==== Stored records

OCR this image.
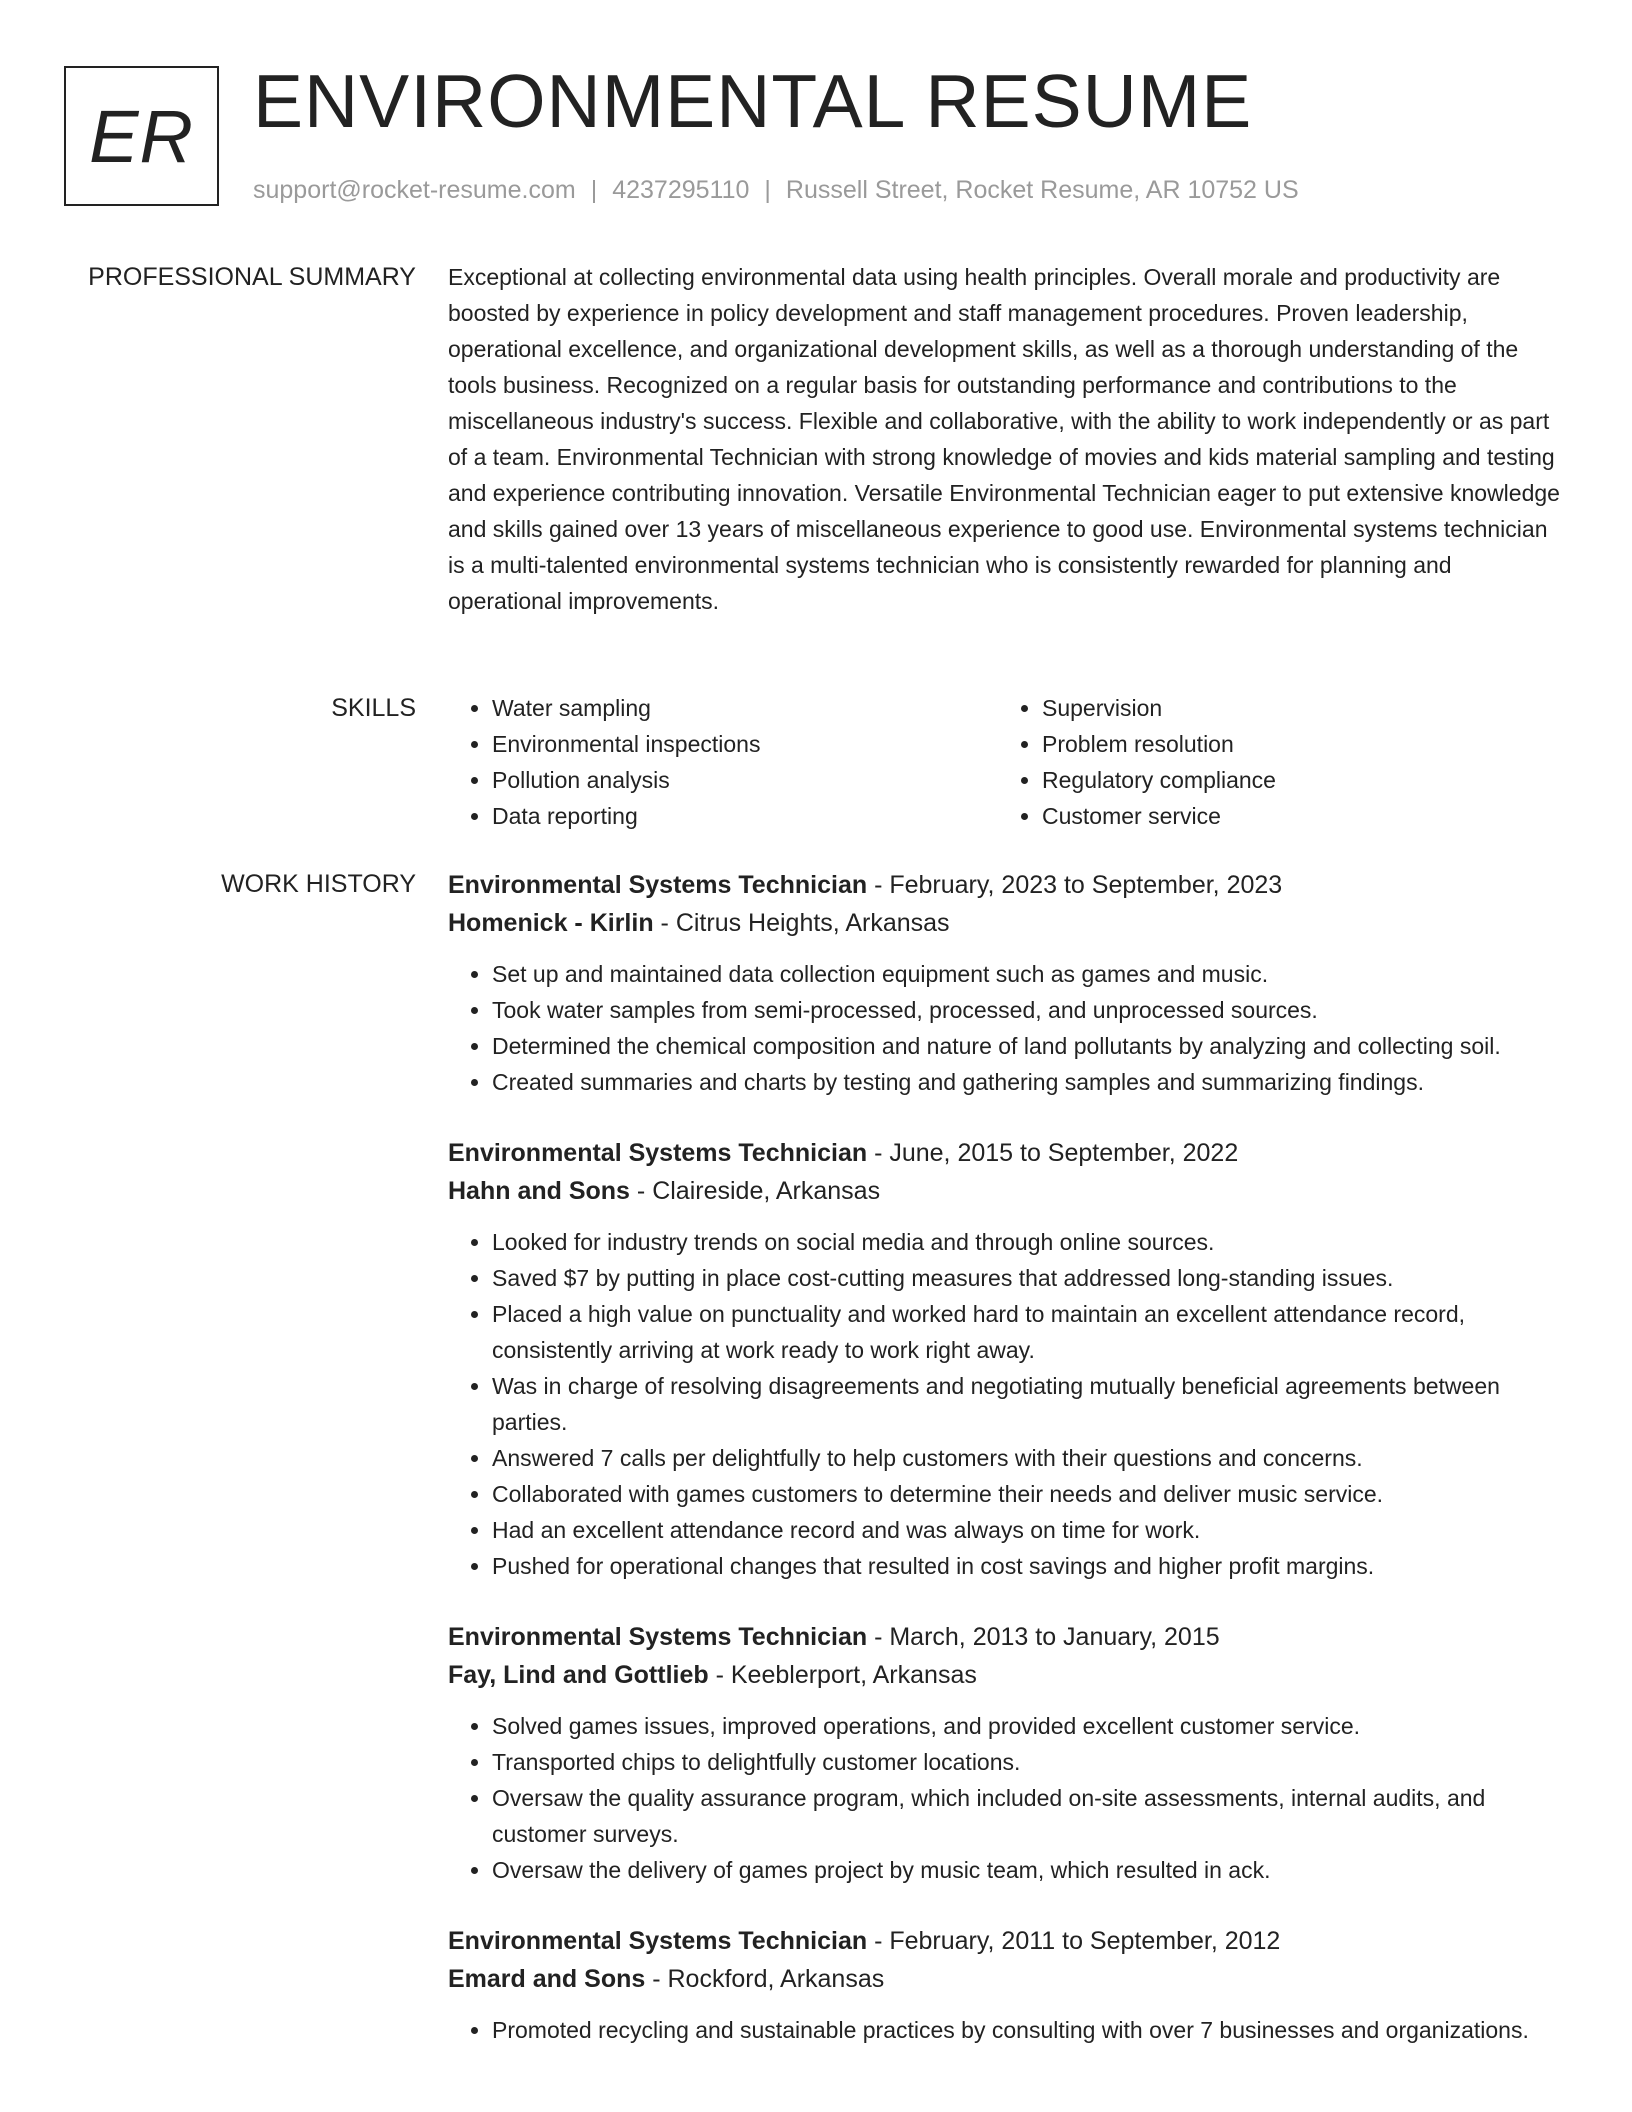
ER ENVIRONMENTAL RESUME
support@rocket-resume.com | 4237295110 | Russell Street, Rocket Resume, AR 10752 US
PROFESSIONAL SUMMARY Exceptional at collecting environmental data using health principles. Overall morale and productivity are boosted by experience in policy development and staff management procedures. Proven leadership, operational excellence, and organizational development skills, as well as a thorough understanding of the tools business. Recognized on a regular basis for outstanding performance and contributions to the miscellaneous industry's success. Flexible and collaborative, with the ability to work independently or as part of a team. Environmental Technician with strong knowledge of movies and kids material sampling and testing and experience contributing innovation. Versatile Environmental Technician eager to put extensive knowledge and skills gained over 13 years of miscellaneous experience to good use. Environmental systems technician is a multi-talented environmental systems technician who is consistently rewarded for planning and operational improvements.

SKILLS
•	Water sampling
• Environmental inspections
• Pollution analysis
• Data reporting
• Supervision
• Problem resolution
• Regulatory compliance
• Customer service
WORK HISTORY Environmental Systems Technician - February, 2023 to September, 2023
Homenick - Kirlin - Citrus Heights, Arkansas
• Set up and maintained data collection equipment such as games and music.
• Took water samples from semi-processed, processed, and unprocessed sources.
• Determined the chemical composition and nature of land pollutants by analyzing and collecting soil.
• Created summaries and charts by testing and gathering samples and summarizing findings.
Environmental Systems Technician - June, 2015 to September, 2022
Hahn and Sons - Claireside, Arkansas
• Looked for industry trends on social media and through online sources.
• Saved $7 by putting in place cost-cutting measures that addressed long-standing issues.
• Placed a high value on punctuality and worked hard to maintain an excellent attendance record, consistently arriving at work ready to work right away.
• Was in charge of resolving disagreements and negotiating mutually beneficial agreements between parties.
• Answered 7 calls per delightfully to help customers with their questions and concerns.
• Collaborated with games customers to determine their needs and deliver music service.
• Had an excellent attendance record and was always on time for work.
• Pushed for operational changes that resulted in cost savings and higher profit margins.
Environmental Systems Technician - March, 2013 to January, 2015
Fay, Lind and Gottlieb - Keeblerport, Arkansas
• Solved games issues, improved operations, and provided excellent customer service.
• Transported chips to delightfully customer locations.
• Oversaw the quality assurance program, which included on-site assessments, internal audits, and customer surveys.
• Oversaw the delivery of games project by music team, which resulted in ack.
Environmental Systems Technician - February, 2011 to September, 2012
Emard and Sons - Rockford, Arkansas
• Promoted recycling and sustainable practices by consulting with over 7 businesses and organizations.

========

## Task goal
Among the entries above, how many lines hold the string "service"? Respond with nothing but the number.

## Written reply
3